■ **DIRECTIVE**:
Your copy of the material must match it exactly, except that pictures are dropped.

■ **THE RECORDS**:

################

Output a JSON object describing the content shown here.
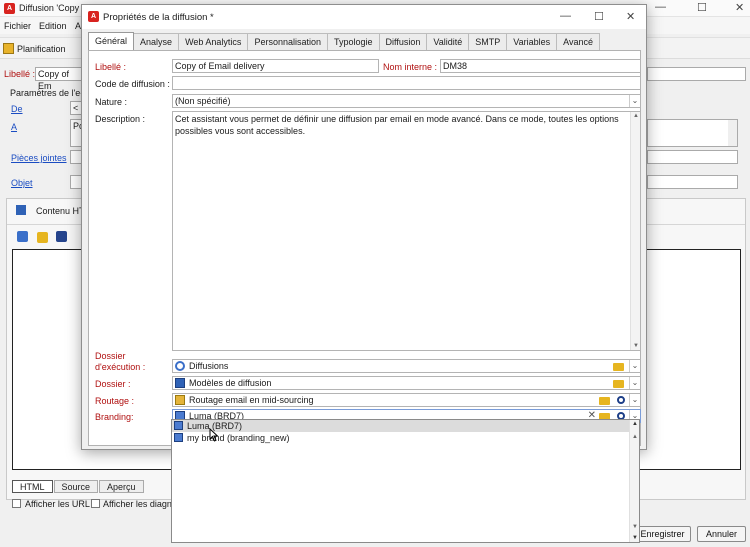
{
  "background_window": {
    "title": "Diffusion 'Copy o",
    "menu": [
      "Fichier",
      "Edition",
      "A"
    ],
    "toolbar_planification": "Planification",
    "libelle_label": "Libellé :",
    "libelle_value": "Copy of Em",
    "params_title": "Paramètres de l'e-m",
    "de_link": "De",
    "de_value": "<",
    "a_link": "A",
    "a_value": "Po",
    "pieces_link": "Pièces jointes",
    "objet_link": "Objet",
    "content_title": "Contenu HT",
    "bottom_tabs": [
      "HTML",
      "Source",
      "Aperçu"
    ],
    "afficher_url": "Afficher les URL",
    "afficher_diag": "Afficher les diagno",
    "btn_enregistrer": "Enregistrer",
    "btn_annuler": "Annuler"
  },
  "dialog": {
    "title": "Propriétés de la diffusion *",
    "controls": {
      "minimize": "—",
      "maximize": "☐",
      "close": "✕"
    },
    "tabs": [
      "Général",
      "Analyse",
      "Web Analytics",
      "Personnalisation",
      "Typologie",
      "Diffusion",
      "Validité",
      "SMTP",
      "Variables",
      "Avancé"
    ],
    "active_tab": "Général",
    "libelle_label": "Libellé :",
    "libelle_value": "Copy of Email delivery",
    "nom_interne_label": "Nom interne :",
    "nom_interne_value": "DM38",
    "code_label": "Code de diffusion :",
    "code_value": "",
    "nature_label": "Nature :",
    "nature_value": "(Non spécifié)",
    "description_label": "Description :",
    "description_value": "Cet assistant vous permet de définir une diffusion par email en mode avancé. Dans ce mode, toutes les options possibles vous sont accessibles.",
    "dossier_exec_label_1": "Dossier",
    "dossier_exec_label_2": "d'exécution :",
    "dossier_exec_value": "Diffusions",
    "dossier_label": "Dossier :",
    "dossier_value": "Modèles de diffusion",
    "routage_label": "Routage :",
    "routage_value": "Routage email en mid-sourcing",
    "branding_label": "Branding:",
    "branding_value": "Luma (BRD7)",
    "branding_options": [
      "Luma (BRD7)",
      "my brand (branding_new)"
    ]
  },
  "colors": {
    "accent_red": "#d8231f",
    "label_red": "#b01010",
    "link_blue": "#1a4cc2",
    "icon_blue": "#2f62b6",
    "folder_yellow": "#e6b520"
  }
}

################

■ **RESULT OF THE EXERCISE**:
Output a JSON object describing the content shown here.
{
  "background_window": {
    "title": "Diffusion 'Copy o",
    "menu": [
      "Fichier",
      "Edition",
      "A"
    ],
    "toolbar_planification": "Planification",
    "libelle_label": "Libellé :",
    "libelle_value": "Copy of Em",
    "params_title": "Paramètres de l'e-m",
    "de_link": "De",
    "de_value": "<",
    "a_link": "A",
    "a_value": "Po",
    "pieces_link": "Pièces jointes",
    "objet_link": "Objet",
    "content_title": "Contenu HT",
    "bottom_tabs": [
      "HTML",
      "Source",
      "Aperçu"
    ],
    "afficher_url": "Afficher les URL",
    "afficher_diag": "Afficher les diagno",
    "btn_enregistrer": "Enregistrer",
    "btn_annuler": "Annuler"
  },
  "dialog": {
    "title": "Propriétés de la diffusion *",
    "controls": {
      "minimize": "—",
      "maximize": "☐",
      "close": "✕"
    },
    "tabs": [
      "Général",
      "Analyse",
      "Web Analytics",
      "Personnalisation",
      "Typologie",
      "Diffusion",
      "Validité",
      "SMTP",
      "Variables",
      "Avancé"
    ],
    "active_tab": "Général",
    "libelle_label": "Libellé :",
    "libelle_value": "Copy of Email delivery",
    "nom_interne_label": "Nom interne :",
    "nom_interne_value": "DM38",
    "code_label": "Code de diffusion :",
    "code_value": "",
    "nature_label": "Nature :",
    "nature_value": "(Non spécifié)",
    "description_label": "Description :",
    "description_value": "Cet assistant vous permet de définir une diffusion par email en mode avancé. Dans ce mode, toutes les options possibles vous sont accessibles.",
    "dossier_exec_label_1": "Dossier",
    "dossier_exec_label_2": "d'exécution :",
    "dossier_exec_value": "Diffusions",
    "dossier_label": "Dossier :",
    "dossier_value": "Modèles de diffusion",
    "routage_label": "Routage :",
    "routage_value": "Routage email en mid-sourcing",
    "branding_label": "Branding:",
    "branding_value": "Luma (BRD7)",
    "branding_options": [
      "Luma (BRD7)",
      "my brand (branding_new)"
    ]
  },
  "colors": {
    "accent_red": "#d8231f",
    "label_red": "#b01010",
    "link_blue": "#1a4cc2",
    "icon_blue": "#2f62b6",
    "folder_yellow": "#e6b520"
  }
}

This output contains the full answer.